[BRIEF] Each entry has to be copied exactly, with nothing missed.

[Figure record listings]
::::::::::

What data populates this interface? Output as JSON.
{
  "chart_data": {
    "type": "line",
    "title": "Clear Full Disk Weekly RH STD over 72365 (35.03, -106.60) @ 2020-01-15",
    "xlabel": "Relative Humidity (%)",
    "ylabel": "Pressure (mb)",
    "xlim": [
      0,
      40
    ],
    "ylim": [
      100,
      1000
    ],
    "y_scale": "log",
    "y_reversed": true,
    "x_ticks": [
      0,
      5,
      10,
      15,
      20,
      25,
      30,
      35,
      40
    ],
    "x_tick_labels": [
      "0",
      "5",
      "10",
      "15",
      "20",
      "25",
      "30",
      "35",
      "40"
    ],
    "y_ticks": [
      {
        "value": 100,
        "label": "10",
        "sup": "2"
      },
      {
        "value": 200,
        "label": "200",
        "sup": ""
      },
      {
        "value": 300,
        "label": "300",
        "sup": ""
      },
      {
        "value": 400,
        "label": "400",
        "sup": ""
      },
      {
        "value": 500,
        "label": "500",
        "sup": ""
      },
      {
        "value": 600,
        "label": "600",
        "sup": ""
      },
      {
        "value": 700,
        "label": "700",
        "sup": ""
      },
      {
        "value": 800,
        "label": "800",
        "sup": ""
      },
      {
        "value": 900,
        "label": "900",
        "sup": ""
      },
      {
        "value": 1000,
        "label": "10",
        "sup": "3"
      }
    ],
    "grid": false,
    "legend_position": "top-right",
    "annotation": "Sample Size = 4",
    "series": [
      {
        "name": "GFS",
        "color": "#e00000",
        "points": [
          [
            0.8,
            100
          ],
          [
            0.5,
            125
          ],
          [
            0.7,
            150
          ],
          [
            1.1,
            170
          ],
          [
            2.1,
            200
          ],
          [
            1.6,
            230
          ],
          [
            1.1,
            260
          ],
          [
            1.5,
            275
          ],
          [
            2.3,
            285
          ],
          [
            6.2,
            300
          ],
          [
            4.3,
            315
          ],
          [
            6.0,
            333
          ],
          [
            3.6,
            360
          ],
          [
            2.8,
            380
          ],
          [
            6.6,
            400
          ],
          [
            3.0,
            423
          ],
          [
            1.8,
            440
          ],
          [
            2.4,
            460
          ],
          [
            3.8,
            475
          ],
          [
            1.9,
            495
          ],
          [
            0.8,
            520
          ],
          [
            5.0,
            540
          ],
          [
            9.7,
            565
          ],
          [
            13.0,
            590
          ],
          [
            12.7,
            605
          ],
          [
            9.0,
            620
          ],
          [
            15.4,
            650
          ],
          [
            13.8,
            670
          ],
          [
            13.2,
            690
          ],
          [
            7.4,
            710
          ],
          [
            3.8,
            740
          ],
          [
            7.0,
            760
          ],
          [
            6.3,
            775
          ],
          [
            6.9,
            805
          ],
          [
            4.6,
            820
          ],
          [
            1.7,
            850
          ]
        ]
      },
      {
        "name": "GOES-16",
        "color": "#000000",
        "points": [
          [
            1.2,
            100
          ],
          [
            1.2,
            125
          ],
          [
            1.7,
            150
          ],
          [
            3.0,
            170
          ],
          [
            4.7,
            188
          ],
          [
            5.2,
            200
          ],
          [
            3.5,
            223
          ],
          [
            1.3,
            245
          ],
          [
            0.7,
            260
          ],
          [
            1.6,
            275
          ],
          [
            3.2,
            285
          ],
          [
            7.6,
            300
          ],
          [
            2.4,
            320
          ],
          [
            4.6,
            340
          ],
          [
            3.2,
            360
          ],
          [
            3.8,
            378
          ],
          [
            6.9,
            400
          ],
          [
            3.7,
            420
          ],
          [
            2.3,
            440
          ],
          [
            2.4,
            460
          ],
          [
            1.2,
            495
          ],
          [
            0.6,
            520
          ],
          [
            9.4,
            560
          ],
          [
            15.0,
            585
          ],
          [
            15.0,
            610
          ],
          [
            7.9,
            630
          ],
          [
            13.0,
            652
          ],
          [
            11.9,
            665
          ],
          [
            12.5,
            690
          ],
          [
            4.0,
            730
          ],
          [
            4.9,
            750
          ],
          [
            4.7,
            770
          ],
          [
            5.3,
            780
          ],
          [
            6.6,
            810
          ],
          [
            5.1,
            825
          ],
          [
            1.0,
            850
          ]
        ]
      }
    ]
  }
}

::::::::::

[RESPONSE]
What data populates this interface? Output as JSON.
{
  "chart_data": {
    "type": "line",
    "title": "Clear Full Disk Weekly RH STD over 72365 (35.03, -106.60) @ 2020-01-15",
    "xlabel": "Relative Humidity (%)",
    "ylabel": "Pressure (mb)",
    "xlim": [
      0,
      40
    ],
    "ylim": [
      100,
      1000
    ],
    "y_scale": "log",
    "y_reversed": true,
    "x_ticks": [
      0,
      5,
      10,
      15,
      20,
      25,
      30,
      35,
      40
    ],
    "x_tick_labels": [
      "0",
      "5",
      "10",
      "15",
      "20",
      "25",
      "30",
      "35",
      "40"
    ],
    "y_ticks": [
      {
        "value": 100,
        "label": "10",
        "sup": "2"
      },
      {
        "value": 200,
        "label": "200",
        "sup": ""
      },
      {
        "value": 300,
        "label": "300",
        "sup": ""
      },
      {
        "value": 400,
        "label": "400",
        "sup": ""
      },
      {
        "value": 500,
        "label": "500",
        "sup": ""
      },
      {
        "value": 600,
        "label": "600",
        "sup": ""
      },
      {
        "value": 700,
        "label": "700",
        "sup": ""
      },
      {
        "value": 800,
        "label": "800",
        "sup": ""
      },
      {
        "value": 900,
        "label": "900",
        "sup": ""
      },
      {
        "value": 1000,
        "label": "10",
        "sup": "3"
      }
    ],
    "grid": false,
    "legend_position": "top-right",
    "annotation": "Sample Size = 4",
    "series": [
      {
        "name": "GFS",
        "color": "#e00000",
        "points": [
          [
            0.8,
            100
          ],
          [
            0.5,
            125
          ],
          [
            0.7,
            150
          ],
          [
            1.1,
            170
          ],
          [
            2.1,
            200
          ],
          [
            1.6,
            230
          ],
          [
            1.1,
            260
          ],
          [
            1.5,
            275
          ],
          [
            2.3,
            285
          ],
          [
            6.2,
            300
          ],
          [
            4.3,
            315
          ],
          [
            6.0,
            333
          ],
          [
            3.6,
            360
          ],
          [
            2.8,
            380
          ],
          [
            6.6,
            400
          ],
          [
            3.0,
            423
          ],
          [
            1.8,
            440
          ],
          [
            2.4,
            460
          ],
          [
            3.8,
            475
          ],
          [
            1.9,
            495
          ],
          [
            0.8,
            520
          ],
          [
            5.0,
            540
          ],
          [
            9.7,
            565
          ],
          [
            13.0,
            590
          ],
          [
            12.7,
            605
          ],
          [
            9.0,
            620
          ],
          [
            15.4,
            650
          ],
          [
            13.8,
            670
          ],
          [
            13.2,
            690
          ],
          [
            7.4,
            710
          ],
          [
            3.8,
            740
          ],
          [
            7.0,
            760
          ],
          [
            6.3,
            775
          ],
          [
            6.9,
            805
          ],
          [
            4.6,
            820
          ],
          [
            1.7,
            850
          ]
        ]
      },
      {
        "name": "GOES-16",
        "color": "#000000",
        "points": [
          [
            1.2,
            100
          ],
          [
            1.2,
            125
          ],
          [
            1.7,
            150
          ],
          [
            3.0,
            170
          ],
          [
            4.7,
            188
          ],
          [
            5.2,
            200
          ],
          [
            3.5,
            223
          ],
          [
            1.3,
            245
          ],
          [
            0.7,
            260
          ],
          [
            1.6,
            275
          ],
          [
            3.2,
            285
          ],
          [
            7.6,
            300
          ],
          [
            2.4,
            320
          ],
          [
            4.6,
            340
          ],
          [
            3.2,
            360
          ],
          [
            3.8,
            378
          ],
          [
            6.9,
            400
          ],
          [
            3.7,
            420
          ],
          [
            2.3,
            440
          ],
          [
            2.4,
            460
          ],
          [
            1.2,
            495
          ],
          [
            0.6,
            520
          ],
          [
            9.4,
            560
          ],
          [
            15.0,
            585
          ],
          [
            15.0,
            610
          ],
          [
            7.9,
            630
          ],
          [
            13.0,
            652
          ],
          [
            11.9,
            665
          ],
          [
            12.5,
            690
          ],
          [
            4.0,
            730
          ],
          [
            4.9,
            750
          ],
          [
            4.7,
            770
          ],
          [
            5.3,
            780
          ],
          [
            6.6,
            810
          ],
          [
            5.1,
            825
          ],
          [
            1.0,
            850
          ]
        ]
      }
    ]
  }
}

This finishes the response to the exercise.